What to do: The answer is one number: how many lines in the data below hold "років".

Data extract:
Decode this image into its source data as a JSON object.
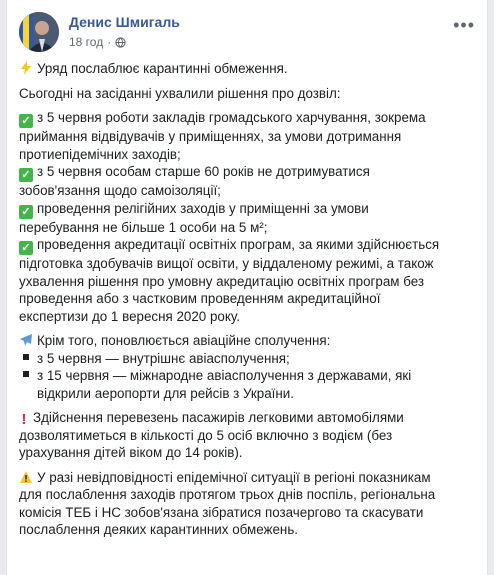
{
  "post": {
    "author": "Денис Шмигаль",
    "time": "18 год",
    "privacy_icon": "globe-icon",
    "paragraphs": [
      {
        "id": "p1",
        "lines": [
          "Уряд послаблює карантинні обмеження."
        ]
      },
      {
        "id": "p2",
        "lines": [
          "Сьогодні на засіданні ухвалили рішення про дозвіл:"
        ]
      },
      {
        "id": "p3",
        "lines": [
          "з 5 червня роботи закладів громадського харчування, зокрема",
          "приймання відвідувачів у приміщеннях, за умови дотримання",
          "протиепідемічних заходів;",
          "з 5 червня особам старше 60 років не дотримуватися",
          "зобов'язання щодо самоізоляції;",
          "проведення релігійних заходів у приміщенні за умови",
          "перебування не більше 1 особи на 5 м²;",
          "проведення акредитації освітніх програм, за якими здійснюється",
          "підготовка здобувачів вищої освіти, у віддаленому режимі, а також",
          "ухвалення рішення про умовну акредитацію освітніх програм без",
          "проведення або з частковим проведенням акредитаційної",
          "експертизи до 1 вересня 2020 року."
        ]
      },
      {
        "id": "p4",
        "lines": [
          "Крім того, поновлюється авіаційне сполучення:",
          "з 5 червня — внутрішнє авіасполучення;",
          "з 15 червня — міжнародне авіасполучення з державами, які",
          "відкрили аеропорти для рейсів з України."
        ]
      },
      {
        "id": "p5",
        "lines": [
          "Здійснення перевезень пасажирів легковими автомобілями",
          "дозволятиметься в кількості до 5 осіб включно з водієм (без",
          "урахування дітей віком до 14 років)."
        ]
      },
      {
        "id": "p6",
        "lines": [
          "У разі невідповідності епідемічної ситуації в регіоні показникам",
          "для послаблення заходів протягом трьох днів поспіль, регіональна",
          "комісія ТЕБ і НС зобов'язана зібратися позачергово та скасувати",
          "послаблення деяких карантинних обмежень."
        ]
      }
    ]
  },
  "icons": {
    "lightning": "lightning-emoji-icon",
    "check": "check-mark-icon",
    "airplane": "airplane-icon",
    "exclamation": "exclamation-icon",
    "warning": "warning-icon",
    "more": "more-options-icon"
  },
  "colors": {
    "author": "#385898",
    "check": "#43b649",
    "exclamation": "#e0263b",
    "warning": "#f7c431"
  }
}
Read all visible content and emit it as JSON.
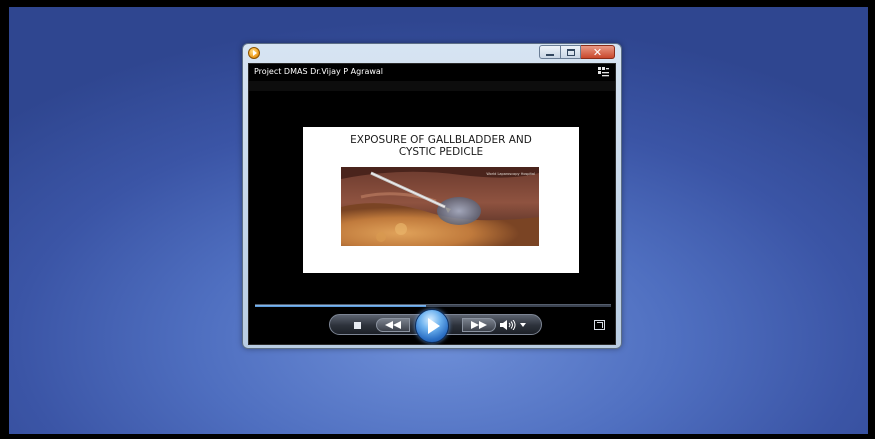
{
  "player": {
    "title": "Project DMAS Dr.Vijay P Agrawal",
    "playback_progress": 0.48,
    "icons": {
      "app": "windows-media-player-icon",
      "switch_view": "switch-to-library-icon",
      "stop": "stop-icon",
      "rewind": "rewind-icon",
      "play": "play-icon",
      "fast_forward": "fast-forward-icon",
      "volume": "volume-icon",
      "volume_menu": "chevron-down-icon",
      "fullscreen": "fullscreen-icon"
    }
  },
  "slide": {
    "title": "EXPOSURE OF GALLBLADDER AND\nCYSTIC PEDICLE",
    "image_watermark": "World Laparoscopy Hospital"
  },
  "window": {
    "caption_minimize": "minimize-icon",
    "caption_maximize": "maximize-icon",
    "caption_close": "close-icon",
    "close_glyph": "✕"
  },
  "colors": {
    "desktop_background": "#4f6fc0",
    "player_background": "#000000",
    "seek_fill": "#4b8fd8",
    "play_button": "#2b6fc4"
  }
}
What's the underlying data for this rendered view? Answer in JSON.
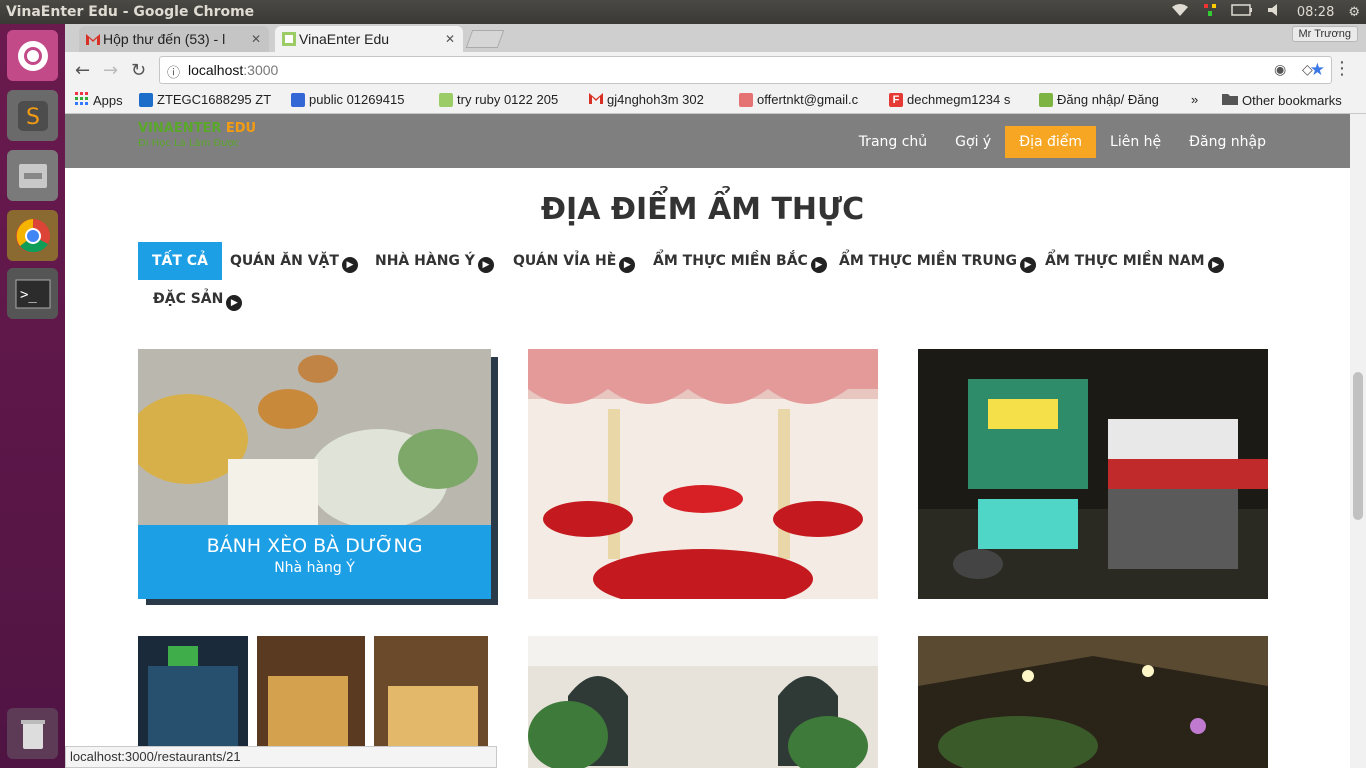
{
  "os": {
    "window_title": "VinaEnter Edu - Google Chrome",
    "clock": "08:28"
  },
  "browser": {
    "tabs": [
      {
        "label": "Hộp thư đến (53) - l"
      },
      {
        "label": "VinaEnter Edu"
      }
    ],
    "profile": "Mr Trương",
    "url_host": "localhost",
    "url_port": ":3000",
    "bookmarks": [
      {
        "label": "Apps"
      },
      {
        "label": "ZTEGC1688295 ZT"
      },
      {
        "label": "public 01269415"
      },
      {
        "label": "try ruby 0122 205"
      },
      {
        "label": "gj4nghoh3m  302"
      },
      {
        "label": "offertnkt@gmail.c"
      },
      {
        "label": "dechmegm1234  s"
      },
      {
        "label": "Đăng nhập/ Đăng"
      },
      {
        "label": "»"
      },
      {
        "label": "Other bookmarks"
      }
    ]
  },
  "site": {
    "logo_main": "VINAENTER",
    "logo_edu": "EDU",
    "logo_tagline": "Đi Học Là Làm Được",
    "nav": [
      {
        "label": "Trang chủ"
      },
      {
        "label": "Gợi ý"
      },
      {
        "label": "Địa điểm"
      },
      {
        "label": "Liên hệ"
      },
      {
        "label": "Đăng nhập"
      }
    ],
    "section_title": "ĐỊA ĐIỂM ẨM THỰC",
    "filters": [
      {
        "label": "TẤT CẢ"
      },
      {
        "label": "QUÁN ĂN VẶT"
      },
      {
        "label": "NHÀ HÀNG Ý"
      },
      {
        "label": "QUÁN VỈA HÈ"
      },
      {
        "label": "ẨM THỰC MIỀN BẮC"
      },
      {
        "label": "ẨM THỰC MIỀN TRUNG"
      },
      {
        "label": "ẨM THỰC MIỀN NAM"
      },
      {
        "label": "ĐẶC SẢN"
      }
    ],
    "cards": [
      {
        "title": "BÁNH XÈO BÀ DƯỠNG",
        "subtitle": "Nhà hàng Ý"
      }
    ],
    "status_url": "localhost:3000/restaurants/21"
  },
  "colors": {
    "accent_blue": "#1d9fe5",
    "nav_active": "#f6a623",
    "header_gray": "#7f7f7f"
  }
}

Written reply: 2